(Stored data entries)
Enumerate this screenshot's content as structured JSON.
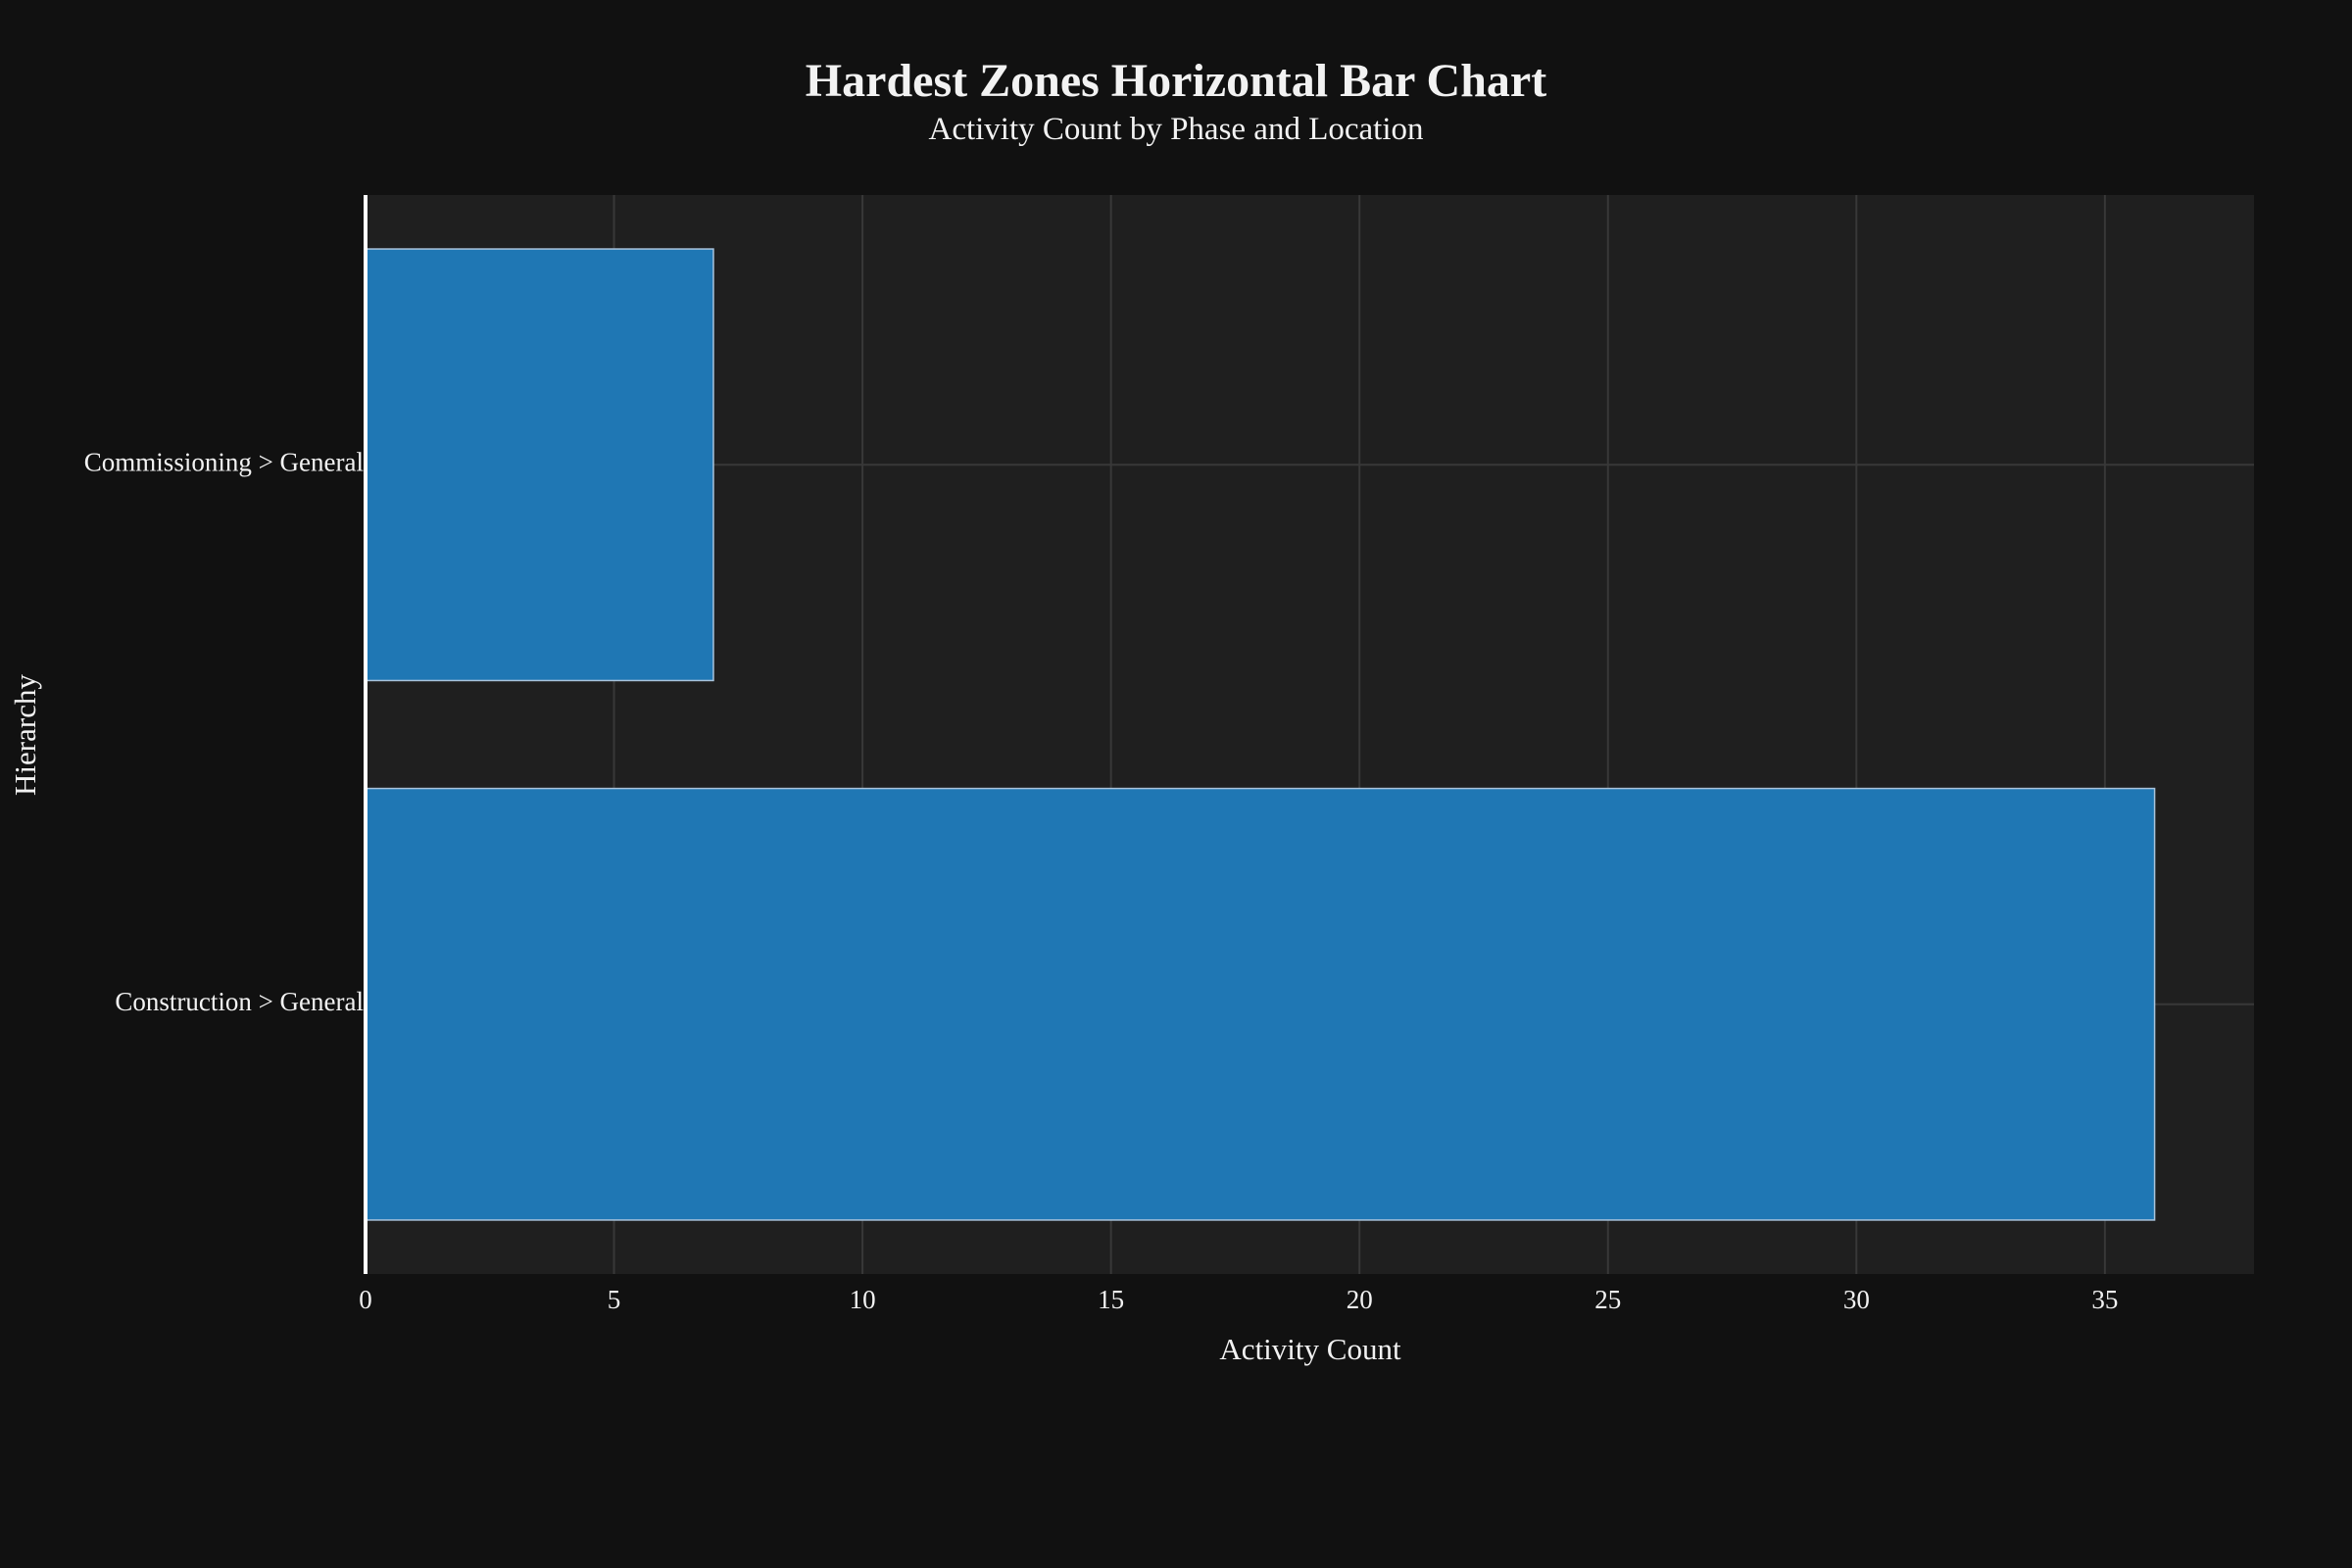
{
  "chart_data": {
    "type": "bar",
    "orientation": "horizontal",
    "title": "Hardest Zones Horizontal Bar Chart",
    "subtitle": "Activity Count by Phase and Location",
    "xlabel": "Activity Count",
    "ylabel": "Hierarchy",
    "categories": [
      "Commissioning > General",
      "Construction > General"
    ],
    "values": [
      7,
      36
    ],
    "xlim": [
      0,
      38
    ],
    "xticks": [
      0,
      5,
      10,
      15,
      20,
      25,
      30,
      35
    ],
    "grid": true,
    "legend": "none",
    "colors": {
      "page_background": "#111111",
      "plot_background": "#1f1f1f",
      "bar_fill": "#1f77b4",
      "bar_outline": "#a9c4dc",
      "grid": "#383838",
      "axis_line": "#ffffff",
      "text": "#f2f2f2"
    }
  }
}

• SET EXERCISE:
Retype the listing exactly. Pictures do not belong in the copy.

• THE RESPONSE:
Enumerate this screenshot's content as structured JSON.
{
  "chart_data": {
    "type": "bar",
    "orientation": "horizontal",
    "title": "Hardest Zones Horizontal Bar Chart",
    "subtitle": "Activity Count by Phase and Location",
    "xlabel": "Activity Count",
    "ylabel": "Hierarchy",
    "categories": [
      "Commissioning > General",
      "Construction > General"
    ],
    "values": [
      7,
      36
    ],
    "xlim": [
      0,
      38
    ],
    "xticks": [
      0,
      5,
      10,
      15,
      20,
      25,
      30,
      35
    ],
    "grid": true,
    "legend": "none",
    "colors": {
      "page_background": "#111111",
      "plot_background": "#1f1f1f",
      "bar_fill": "#1f77b4",
      "bar_outline": "#a9c4dc",
      "grid": "#383838",
      "axis_line": "#ffffff",
      "text": "#f2f2f2"
    }
  }
}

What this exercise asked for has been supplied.